## SOURCE
Regardless of whether photoresist or a stencil is used, this configuration is shown in FIG. 3B, with pillars 304A, 304B, 304C, and 304D (collectively, 304) shown on the substrate 204 after removal 121 of the photoresist (or stencil). Composite material 212 can then be formed 119 around the conductive metal pillars 304 using any of the techniques and compositions described above.

It will be appreciated that a cross-sectional of the pillar can be in any of a variety shapes. For example, the conductive metal pillar can be formed 119 in a toroidal shape patterned in the photoresist. Composite material 212 can then be flowed around and within the toroid to form 121 inductors 308. As described above, any excess composite material 212 can be removed via planarization 123 from the second surface 211 of the die 208, as shown in FIG. 3D.

The sub-methods 102 and 103 depicted as producing inductors having a circular cross-section (whether of a pillar or a toroid) when taken parallel to the plane of the die 208 it will be appreciated this need not be the case. In other embodiments, the pillar can have any geometric cross-section (e.g., circle, ellipse, regular polygon, irregular polygon). For example, FIG. 3E illustrates a module 228 that includes a periodic array 226 of conductive pillars 232 that have a hexagonal cross-section parallel to the plane of the die 208. This illustrates that not only can the magnetic properties, and size of an inductor be tailored to meet the electrical requirements of a module and the surface area constraints on a module substrate (e.g., substrate 204), but also the cross-sectional shape of a conductive pillar, a number of conductive pillars, and an arrangement (e.g., in a periodic array) of pillars can be tailored to accomplish a particular electrical performance goal (e.g., an inductance value).

## THINGS TO DO
• 1. Answer these questions from the text on conductive pillars, one per line:
(a) Which figure shows pillars 304A, 304B, 304C, and 304D on the substrate 204?
(b) From which surface of the die 208 can excess composite material 212 be removed via planarization?
(c) What cross-section parallel to the plane of the die 208 do the conductive pillars 232 in FIG. 3E have?
• 2. In the text on conductive pillars, substitute "dry film" for "photoresist" and write out that section again, beginning at the words "Regardless of whether" and stopping after "in FIG. 3D.".
• 3. Proceed with the text on conductive pillars, starting right after its final sentence.
The material after this point stands apart from the text on conductive pillars.

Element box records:
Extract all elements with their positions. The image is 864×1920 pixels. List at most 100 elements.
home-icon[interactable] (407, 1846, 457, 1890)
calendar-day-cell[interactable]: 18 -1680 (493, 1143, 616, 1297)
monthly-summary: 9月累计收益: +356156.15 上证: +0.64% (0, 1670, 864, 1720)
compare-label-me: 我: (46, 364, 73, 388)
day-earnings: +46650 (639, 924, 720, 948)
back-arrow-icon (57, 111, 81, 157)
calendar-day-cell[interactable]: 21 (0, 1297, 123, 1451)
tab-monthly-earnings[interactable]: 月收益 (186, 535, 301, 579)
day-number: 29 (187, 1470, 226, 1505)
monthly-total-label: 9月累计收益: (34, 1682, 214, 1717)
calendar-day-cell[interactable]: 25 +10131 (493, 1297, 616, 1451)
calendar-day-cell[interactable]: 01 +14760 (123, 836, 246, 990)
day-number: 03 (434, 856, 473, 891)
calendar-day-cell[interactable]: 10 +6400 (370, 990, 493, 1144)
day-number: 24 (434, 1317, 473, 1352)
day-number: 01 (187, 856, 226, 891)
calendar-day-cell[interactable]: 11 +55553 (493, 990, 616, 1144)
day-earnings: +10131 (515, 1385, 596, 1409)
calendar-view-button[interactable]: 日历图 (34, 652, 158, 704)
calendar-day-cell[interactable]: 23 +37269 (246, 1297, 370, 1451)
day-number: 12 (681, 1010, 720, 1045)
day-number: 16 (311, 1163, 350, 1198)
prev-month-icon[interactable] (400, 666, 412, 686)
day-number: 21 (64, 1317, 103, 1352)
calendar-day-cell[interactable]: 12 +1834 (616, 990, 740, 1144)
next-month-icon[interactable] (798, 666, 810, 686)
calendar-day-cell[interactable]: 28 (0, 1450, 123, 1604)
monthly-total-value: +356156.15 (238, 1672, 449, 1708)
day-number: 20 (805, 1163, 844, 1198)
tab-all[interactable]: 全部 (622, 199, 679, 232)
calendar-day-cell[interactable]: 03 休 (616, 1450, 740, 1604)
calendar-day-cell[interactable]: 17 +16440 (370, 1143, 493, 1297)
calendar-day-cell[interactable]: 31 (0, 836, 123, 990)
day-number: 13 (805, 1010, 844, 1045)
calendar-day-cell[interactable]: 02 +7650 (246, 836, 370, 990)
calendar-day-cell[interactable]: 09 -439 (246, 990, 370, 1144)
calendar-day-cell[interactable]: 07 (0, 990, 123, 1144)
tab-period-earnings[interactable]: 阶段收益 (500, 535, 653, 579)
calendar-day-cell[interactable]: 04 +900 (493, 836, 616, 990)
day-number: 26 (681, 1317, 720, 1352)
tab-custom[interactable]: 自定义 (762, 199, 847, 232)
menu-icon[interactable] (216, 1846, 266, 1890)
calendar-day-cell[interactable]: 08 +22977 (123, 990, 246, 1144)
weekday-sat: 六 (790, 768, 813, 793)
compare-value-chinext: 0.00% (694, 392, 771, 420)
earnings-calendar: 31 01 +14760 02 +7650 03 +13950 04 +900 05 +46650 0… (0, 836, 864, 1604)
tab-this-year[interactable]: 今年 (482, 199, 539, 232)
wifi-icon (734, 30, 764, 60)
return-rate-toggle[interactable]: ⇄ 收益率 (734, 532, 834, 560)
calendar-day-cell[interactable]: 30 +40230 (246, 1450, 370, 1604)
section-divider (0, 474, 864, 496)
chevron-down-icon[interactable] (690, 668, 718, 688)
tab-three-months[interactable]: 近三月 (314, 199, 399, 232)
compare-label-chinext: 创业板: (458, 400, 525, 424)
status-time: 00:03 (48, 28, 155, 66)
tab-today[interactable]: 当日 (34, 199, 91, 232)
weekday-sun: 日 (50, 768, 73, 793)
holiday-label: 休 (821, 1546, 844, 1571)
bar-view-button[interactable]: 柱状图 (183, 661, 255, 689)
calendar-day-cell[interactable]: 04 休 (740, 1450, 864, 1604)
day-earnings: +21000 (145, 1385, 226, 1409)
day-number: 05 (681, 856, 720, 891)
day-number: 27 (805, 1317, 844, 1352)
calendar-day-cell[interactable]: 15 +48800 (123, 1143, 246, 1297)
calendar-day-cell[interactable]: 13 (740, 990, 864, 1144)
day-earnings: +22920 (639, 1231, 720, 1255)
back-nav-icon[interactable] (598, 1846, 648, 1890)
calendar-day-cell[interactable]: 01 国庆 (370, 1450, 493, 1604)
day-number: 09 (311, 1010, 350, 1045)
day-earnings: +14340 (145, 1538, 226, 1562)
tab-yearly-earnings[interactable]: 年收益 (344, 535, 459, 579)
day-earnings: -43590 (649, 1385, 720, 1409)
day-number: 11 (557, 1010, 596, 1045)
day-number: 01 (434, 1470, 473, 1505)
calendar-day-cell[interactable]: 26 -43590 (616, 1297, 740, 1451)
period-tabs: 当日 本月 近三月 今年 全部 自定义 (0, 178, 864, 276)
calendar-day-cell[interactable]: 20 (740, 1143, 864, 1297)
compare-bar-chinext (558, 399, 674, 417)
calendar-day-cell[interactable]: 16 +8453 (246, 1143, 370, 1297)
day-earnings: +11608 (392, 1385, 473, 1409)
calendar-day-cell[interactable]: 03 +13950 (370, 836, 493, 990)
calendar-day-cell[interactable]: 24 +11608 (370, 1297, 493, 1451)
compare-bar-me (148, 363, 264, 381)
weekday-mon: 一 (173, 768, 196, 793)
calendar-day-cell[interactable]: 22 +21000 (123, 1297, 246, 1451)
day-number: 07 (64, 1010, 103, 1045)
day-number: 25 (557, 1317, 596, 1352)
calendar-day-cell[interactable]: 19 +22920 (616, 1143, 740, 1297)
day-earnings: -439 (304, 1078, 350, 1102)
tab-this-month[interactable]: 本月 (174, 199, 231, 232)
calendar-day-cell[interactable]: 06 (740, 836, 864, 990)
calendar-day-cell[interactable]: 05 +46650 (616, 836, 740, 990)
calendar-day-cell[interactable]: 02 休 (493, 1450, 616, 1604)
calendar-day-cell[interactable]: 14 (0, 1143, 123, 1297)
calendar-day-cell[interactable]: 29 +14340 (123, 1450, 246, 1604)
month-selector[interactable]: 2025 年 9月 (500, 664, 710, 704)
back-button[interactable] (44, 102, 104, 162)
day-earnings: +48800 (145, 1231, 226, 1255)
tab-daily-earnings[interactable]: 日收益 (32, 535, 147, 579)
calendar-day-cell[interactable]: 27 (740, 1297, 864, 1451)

## SOLVED PROBLEMS
• 1.
(a) FIG. 3B
(b) The second surface 211
(c) A hexagonal cross-section

• 2.
Regardless of whether dry film or a stencil is used, this configuration is shown in FIG. 3B, with pillars 304A, 304B, 304C, and 304D (collectively, 304) shown on the substrate 204 after removal 121 of the dry film (or stencil). Composite material 212 can then be formed 119 around the conductive metal pillars 304 using any of the techniques and compositions described above.

It will be appreciated that a cross-sectional of the pillar can be in any of a variety shapes. For example, the conductive metal pillar can be formed 119 in a toroidal shape patterned in the dry film. Composite material 212 can then be flowed around and within the toroid to form 121 inductors 308. As described above, any excess composite material 212 can be removed via planarization 123 from the second surface 211 of the die 208, as shown in FIG. 3D.

• 3.
Other Embodiments

As indicated above, removing heat generated from a die during operation can improve reliability and operational performance of integrated circuits. Traditional mold materials formulated from a polymer matrix filled with silica particles (included to improve the mechanical properties and durability of the mold material) often have relatively low thermal conductivity, making removal of heat from a die more difficult. As a result, a temperature of the die can increase leading to performance degradation and long-term reliability problems.

Some embodiments described herein can overcome these challenges. For example, the composite material described above can be used to improve thermal conduction of heat from a die because of, in some cases, a higher thermal conductivity relative to some mold/filler combinations (e.g., polymer filled with silica particles). Furthermore, some of the conductive pillars of the peripheral devices described herein (e.g., inductors) can be configured within the module so as to better transfer heat from the die to an associated thermal sink (e.g., in integrated heat speaker), further increasing the rate of heat conduction from the die.

An example of such a configuration is illustrated in FIG. 4A. As shown, an example module 400 includes a substrate 404, a die 408, solder bump interconnections 410, composite material 412, conductive pillars 416A-416F (collectively 416), and integrated heat spreader 420. Although solder bumps (flip-chip bumps) 410 are shown on the bottom of die 408, other configurations may use any number of other suitable interconnection mechanisms (e.g., ball grid array or BGA, pin grid array, dual-inline surface mount, etc.), as will be appreciated.

Many of the elements in the module 400 have been described above and require no further explanation. In addition, it will be noted that some composite materials described herein can have a thermal conductivity of at least 2.7 Watts/meter-Kelvin, at least 10 Watts/meter-Kelvin, or even higher (depending on the composition of the magnetic filler particle, the size of the magnetic filler particles, and the weight percentage (“loading”) of magnetic filler particles in the polymer matrix). The improved thermal conductivity of the composite material 412 (and equivalently composite material 212) is one aspect of some examples of the present disclosure that improves conduction of heat from a die to, for example, the integrated heat spreader (IHS) 420.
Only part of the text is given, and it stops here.